> _SHORT TASK_
Locate every line in the records below that holds the word "鲁滨孙漂流记" and return each one.

> _SUPPLIED DATA_
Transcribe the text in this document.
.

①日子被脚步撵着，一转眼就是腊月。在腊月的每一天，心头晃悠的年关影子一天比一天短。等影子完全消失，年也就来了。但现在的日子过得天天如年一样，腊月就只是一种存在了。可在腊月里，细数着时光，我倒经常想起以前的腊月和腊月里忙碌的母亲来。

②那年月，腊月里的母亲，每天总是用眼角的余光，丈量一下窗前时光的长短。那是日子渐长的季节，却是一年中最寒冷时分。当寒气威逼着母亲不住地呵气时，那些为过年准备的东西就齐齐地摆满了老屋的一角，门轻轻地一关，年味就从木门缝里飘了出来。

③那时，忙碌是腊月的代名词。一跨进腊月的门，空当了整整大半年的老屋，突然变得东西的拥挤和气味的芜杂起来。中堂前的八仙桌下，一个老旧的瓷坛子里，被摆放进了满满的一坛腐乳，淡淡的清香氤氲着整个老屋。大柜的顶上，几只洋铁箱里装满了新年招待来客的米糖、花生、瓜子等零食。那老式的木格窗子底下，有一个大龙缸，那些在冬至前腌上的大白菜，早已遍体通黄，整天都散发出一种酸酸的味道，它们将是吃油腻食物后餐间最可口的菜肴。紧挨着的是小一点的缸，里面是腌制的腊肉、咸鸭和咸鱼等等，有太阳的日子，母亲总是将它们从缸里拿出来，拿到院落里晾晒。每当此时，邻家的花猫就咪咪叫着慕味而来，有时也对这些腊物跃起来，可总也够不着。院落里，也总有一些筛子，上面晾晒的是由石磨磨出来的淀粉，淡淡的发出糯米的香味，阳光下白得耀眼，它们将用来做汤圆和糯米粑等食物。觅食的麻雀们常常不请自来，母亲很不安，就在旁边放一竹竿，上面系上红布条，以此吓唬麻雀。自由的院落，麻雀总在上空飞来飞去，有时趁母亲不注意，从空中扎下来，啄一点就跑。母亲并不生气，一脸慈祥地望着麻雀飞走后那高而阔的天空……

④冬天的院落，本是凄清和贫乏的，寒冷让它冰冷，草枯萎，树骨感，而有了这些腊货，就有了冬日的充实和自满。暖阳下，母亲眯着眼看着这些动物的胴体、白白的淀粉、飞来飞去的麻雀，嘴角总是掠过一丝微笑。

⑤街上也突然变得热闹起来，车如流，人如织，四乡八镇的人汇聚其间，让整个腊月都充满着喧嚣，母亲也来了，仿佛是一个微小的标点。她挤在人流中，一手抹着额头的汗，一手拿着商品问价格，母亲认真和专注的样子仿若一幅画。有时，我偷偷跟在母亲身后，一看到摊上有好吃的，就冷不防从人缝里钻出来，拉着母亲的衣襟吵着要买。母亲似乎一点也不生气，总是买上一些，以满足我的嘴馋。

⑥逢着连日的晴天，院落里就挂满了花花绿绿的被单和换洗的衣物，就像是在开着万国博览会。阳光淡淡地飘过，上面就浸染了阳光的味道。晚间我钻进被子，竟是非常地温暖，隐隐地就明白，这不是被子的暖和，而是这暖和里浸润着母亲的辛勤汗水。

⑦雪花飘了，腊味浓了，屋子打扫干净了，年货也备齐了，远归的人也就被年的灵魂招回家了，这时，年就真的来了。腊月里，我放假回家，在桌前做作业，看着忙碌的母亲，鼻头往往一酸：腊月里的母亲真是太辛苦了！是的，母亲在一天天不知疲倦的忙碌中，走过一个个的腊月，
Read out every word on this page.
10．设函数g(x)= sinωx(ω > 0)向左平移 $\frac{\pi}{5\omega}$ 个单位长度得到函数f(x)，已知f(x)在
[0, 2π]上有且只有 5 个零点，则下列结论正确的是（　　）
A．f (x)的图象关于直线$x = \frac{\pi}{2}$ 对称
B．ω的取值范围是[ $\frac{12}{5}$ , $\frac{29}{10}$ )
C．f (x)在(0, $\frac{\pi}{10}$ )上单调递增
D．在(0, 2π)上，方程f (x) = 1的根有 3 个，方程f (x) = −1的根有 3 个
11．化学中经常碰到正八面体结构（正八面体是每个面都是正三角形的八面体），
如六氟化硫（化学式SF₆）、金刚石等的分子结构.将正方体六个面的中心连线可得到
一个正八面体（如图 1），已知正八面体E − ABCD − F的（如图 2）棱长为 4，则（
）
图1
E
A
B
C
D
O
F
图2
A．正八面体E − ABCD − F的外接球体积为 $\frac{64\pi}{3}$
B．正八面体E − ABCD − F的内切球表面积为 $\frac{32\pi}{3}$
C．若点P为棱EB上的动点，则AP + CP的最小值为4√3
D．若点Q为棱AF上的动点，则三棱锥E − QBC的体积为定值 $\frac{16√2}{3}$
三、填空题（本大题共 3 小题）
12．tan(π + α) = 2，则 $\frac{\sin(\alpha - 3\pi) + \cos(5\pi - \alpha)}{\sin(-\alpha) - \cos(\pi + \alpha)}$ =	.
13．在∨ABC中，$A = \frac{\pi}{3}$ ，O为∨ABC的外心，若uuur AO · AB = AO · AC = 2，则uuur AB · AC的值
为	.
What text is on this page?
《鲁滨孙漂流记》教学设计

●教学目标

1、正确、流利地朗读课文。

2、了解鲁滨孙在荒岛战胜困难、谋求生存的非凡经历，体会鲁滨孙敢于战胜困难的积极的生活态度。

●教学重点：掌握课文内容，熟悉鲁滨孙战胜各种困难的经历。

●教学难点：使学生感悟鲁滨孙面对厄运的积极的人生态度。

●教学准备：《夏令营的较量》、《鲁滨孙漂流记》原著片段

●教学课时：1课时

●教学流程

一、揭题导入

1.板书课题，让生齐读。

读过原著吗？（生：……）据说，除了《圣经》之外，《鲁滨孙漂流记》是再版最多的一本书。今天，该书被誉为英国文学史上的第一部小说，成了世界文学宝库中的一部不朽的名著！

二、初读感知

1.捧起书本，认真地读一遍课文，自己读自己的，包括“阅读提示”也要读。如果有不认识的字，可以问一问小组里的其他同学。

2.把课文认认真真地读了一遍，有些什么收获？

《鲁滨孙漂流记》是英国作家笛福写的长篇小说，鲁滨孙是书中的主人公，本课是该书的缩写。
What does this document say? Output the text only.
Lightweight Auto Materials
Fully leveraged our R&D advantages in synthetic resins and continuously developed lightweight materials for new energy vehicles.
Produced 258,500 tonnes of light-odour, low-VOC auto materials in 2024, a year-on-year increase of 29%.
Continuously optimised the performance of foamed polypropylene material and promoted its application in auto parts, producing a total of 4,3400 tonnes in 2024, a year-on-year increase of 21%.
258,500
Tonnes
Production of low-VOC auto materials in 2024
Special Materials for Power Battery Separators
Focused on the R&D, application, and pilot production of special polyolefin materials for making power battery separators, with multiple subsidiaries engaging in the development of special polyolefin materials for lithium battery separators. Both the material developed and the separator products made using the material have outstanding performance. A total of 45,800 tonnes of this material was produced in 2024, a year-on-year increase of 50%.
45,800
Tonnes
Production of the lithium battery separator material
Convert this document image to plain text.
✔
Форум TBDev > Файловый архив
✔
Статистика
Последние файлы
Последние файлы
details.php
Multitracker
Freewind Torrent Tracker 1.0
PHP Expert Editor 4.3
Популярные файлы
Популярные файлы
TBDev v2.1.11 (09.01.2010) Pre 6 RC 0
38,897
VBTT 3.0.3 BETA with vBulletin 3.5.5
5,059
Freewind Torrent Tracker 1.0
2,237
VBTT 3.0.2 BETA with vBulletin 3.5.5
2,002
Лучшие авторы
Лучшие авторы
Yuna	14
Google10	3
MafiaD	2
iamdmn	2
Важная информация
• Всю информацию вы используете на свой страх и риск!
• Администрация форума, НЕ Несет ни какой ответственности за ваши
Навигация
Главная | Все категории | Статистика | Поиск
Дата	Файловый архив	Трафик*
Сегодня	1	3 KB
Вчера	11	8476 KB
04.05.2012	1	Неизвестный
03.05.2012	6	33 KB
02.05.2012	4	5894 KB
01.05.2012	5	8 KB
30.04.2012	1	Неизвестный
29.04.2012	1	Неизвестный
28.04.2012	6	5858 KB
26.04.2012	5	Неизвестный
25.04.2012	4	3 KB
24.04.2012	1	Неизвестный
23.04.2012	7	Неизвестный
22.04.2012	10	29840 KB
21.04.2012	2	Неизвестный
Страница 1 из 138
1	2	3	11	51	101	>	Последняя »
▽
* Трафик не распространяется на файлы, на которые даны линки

> _WRITTEN REPLY_
《鲁滨孙漂流记》教学设计
●教学准备：《夏令营的较量》、《鲁滨孙漂流记》原著片段
读过原著吗？（生：……）据说，除了《圣经》之外，《鲁滨孙漂流记》是再版最多的一本书。今天，该书被誉为英国文学史上的第一部小说，成了世界文学宝库中的一部不朽的名著！
《鲁滨孙漂流记》是英国作家笛福写的长篇小说，鲁滨孙是书中的主人公，本课是该书的缩写。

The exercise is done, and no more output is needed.